Start of Data shown
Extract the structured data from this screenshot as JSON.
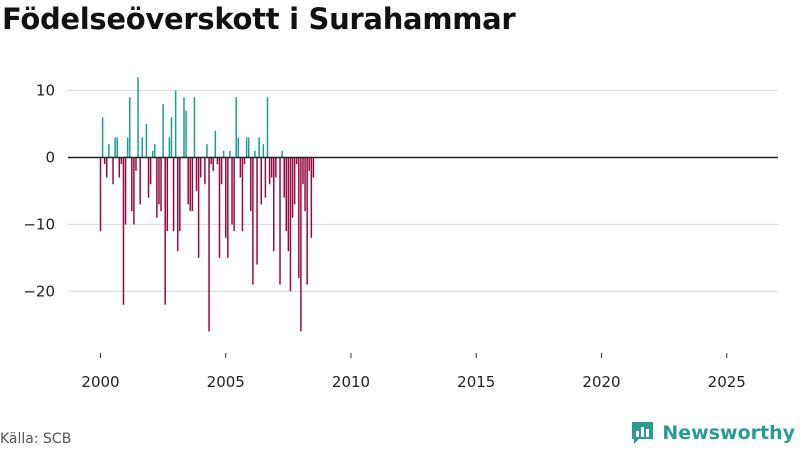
{
  "title": "Födelseöverskott i Surahammar",
  "source": "Källa: SCB",
  "brand": {
    "name": "Newsworthy",
    "icon": "chart-logo-icon"
  },
  "colors": {
    "positive": "#1a9e96",
    "negative": "#960a3f",
    "zero_line": "#222222",
    "grid": "#d9d9d9"
  },
  "chart_data": {
    "type": "bar",
    "title": "Födelseöverskott i Surahammar",
    "xlabel": "",
    "ylabel": "",
    "ylim": [
      -28,
      14
    ],
    "yticks": [
      10,
      0,
      -10,
      -20
    ],
    "ytick_labels": [
      "10",
      "0",
      "−10",
      "−20"
    ],
    "xticks": [
      2000,
      2005,
      2010,
      2015,
      2020,
      2025
    ],
    "grid": true,
    "frequency": "monthly",
    "start": "2000-01",
    "values": [
      -11,
      6,
      -1,
      -3,
      2,
      0,
      -4,
      3,
      3,
      -3,
      -1,
      -22,
      -10,
      3,
      9,
      -8,
      -10,
      -2,
      12,
      -7,
      3,
      0,
      5,
      -6,
      -4,
      1,
      2,
      -9,
      -7,
      -8,
      8,
      -22,
      -11,
      3,
      6,
      -11,
      10,
      -14,
      -11,
      0,
      9,
      7,
      -7,
      -8,
      -8,
      9,
      -5,
      -15,
      -3,
      0,
      -4,
      2,
      -26,
      -1,
      -2,
      4,
      -1,
      -15,
      -4,
      1,
      -12,
      -15,
      1,
      -10,
      -11,
      9,
      3,
      -3,
      -11,
      -1,
      3,
      3,
      -8,
      -19,
      1,
      -16,
      3,
      -7,
      2,
      -6,
      9,
      -4,
      -3,
      -14,
      -3,
      0,
      -19,
      1,
      -6,
      -11,
      -14,
      -20,
      -9,
      -7,
      -1,
      -18,
      -26,
      -4,
      -8,
      -19,
      -2,
      -12,
      -3
    ]
  }
}
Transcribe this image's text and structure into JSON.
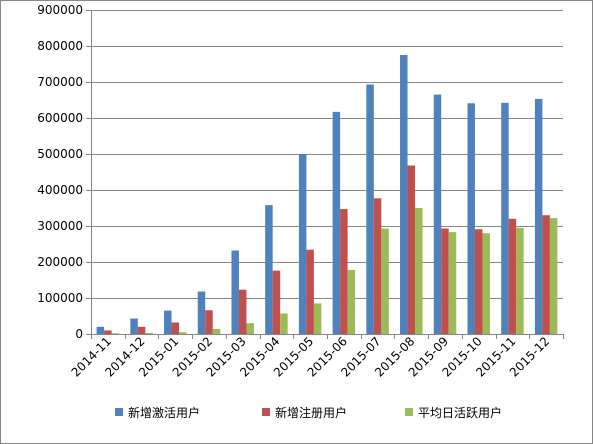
{
  "chart_data": {
    "type": "bar",
    "categories": [
      "2014-11",
      "2014-12",
      "2015-01",
      "2015-02",
      "2015-03",
      "2015-04",
      "2015-05",
      "2015-06",
      "2015-07",
      "2015-08",
      "2015-09",
      "2015-10",
      "2015-11",
      "2015-12"
    ],
    "series": [
      {
        "name": "新增激活用户",
        "color": "#4f81bd",
        "values": [
          20000,
          43000,
          65000,
          118000,
          232000,
          358000,
          500000,
          617000,
          693000,
          775000,
          665000,
          641000,
          642000,
          653000
        ]
      },
      {
        "name": "新增注册用户",
        "color": "#c0504d",
        "values": [
          10000,
          20000,
          32000,
          66000,
          123000,
          176000,
          234000,
          347000,
          377000,
          468000,
          293000,
          291000,
          320000,
          330000
        ]
      },
      {
        "name": "平均日活跃用户",
        "color": "#9bbb59",
        "values": [
          2000,
          3000,
          5000,
          14000,
          30000,
          57000,
          85000,
          178000,
          293000,
          350000,
          283000,
          280000,
          295000,
          322000
        ]
      }
    ],
    "y_ticks": [
      "0",
      "100000",
      "200000",
      "300000",
      "400000",
      "500000",
      "600000",
      "700000",
      "800000",
      "900000"
    ],
    "ylim": [
      0,
      900000
    ],
    "grid": true,
    "legend_position": "bottom",
    "title": "",
    "xlabel": "",
    "ylabel": ""
  }
}
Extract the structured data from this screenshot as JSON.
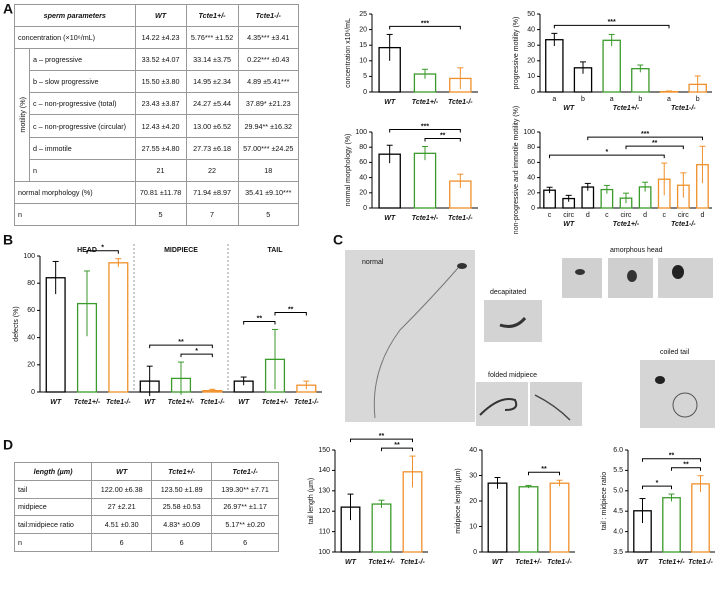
End of Data shown
> [Work instructions] Repeat the material verbatim. Do not carry over any picture.

> [Response to the task]
Extract the structured data from this screenshot as JSON.
{
  "title": "Födelseöverskott i Surahammar",
  "source": "Källa: SCB",
  "brand": {
    "name": "Newsworthy",
    "icon": "chart-logo-icon"
  },
  "colors": {
    "positive": "#1a9e96",
    "negative": "#960a3f",
    "zero_line": "#222222",
    "grid": "#d9d9d9"
  },
  "chart_data": {
    "type": "bar",
    "title": "Födelseöverskott i Surahammar",
    "xlabel": "",
    "ylabel": "",
    "ylim": [
      -28,
      14
    ],
    "yticks": [
      10,
      0,
      -10,
      -20
    ],
    "ytick_labels": [
      "10",
      "0",
      "−10",
      "−20"
    ],
    "xticks": [
      2000,
      2005,
      2010,
      2015,
      2020,
      2025
    ],
    "grid": true,
    "frequency": "monthly",
    "start": "2000-01",
    "values": [
      -11,
      6,
      -1,
      -3,
      2,
      0,
      -4,
      3,
      3,
      -3,
      -1,
      -22,
      -10,
      3,
      9,
      -8,
      -10,
      -2,
      12,
      -7,
      3,
      0,
      5,
      -6,
      -4,
      1,
      2,
      -9,
      -7,
      -8,
      8,
      -22,
      -11,
      3,
      6,
      -11,
      10,
      -14,
      -11,
      0,
      9,
      7,
      -7,
      -8,
      -8,
      9,
      -5,
      -15,
      -3,
      0,
      -4,
      2,
      -26,
      -1,
      -2,
      4,
      -1,
      -15,
      -4,
      1,
      -12,
      -15,
      1,
      -10,
      -11,
      9,
      3,
      -3,
      -11,
      -1,
      3,
      3,
      -8,
      -19,
      1,
      -16,
      3,
      -7,
      2,
      -6,
      9,
      -4,
      -3,
      -14,
      -3,
      0,
      -19,
      1,
      -6,
      -11,
      -14,
      -20,
      -9,
      -7,
      -1,
      -18,
      -26,
      -4,
      -8,
      -19,
      -2,
      -12,
      -3
    ]
  }
}
Transcribe this image's text and structure into JSON.
{
  "chart_data": {
    "type": "bar",
    "categories": [
      "2014-11",
      "2014-12",
      "2015-01",
      "2015-02",
      "2015-03",
      "2015-04",
      "2015-05",
      "2015-06",
      "2015-07",
      "2015-08",
      "2015-09",
      "2015-10",
      "2015-11",
      "2015-12"
    ],
    "series": [
      {
        "name": "新增激活用户",
        "color": "#4f81bd",
        "values": [
          20000,
          43000,
          65000,
          118000,
          232000,
          358000,
          500000,
          617000,
          693000,
          775000,
          665000,
          641000,
          642000,
          653000
        ]
      },
      {
        "name": "新增注册用户",
        "color": "#c0504d",
        "values": [
          10000,
          20000,
          32000,
          66000,
          123000,
          176000,
          234000,
          347000,
          377000,
          468000,
          293000,
          291000,
          320000,
          330000
        ]
      },
      {
        "name": "平均日活跃用户",
        "color": "#9bbb59",
        "values": [
          2000,
          3000,
          5000,
          14000,
          30000,
          57000,
          85000,
          178000,
          293000,
          350000,
          283000,
          280000,
          295000,
          322000
        ]
      }
    ],
    "y_ticks": [
      "0",
      "100000",
      "200000",
      "300000",
      "400000",
      "500000",
      "600000",
      "700000",
      "800000",
      "900000"
    ],
    "ylim": [
      0,
      900000
    ],
    "grid": true,
    "legend_position": "bottom",
    "title": "",
    "xlabel": "",
    "ylabel": ""
  }
}
Extract the structured data from this screenshot as JSON.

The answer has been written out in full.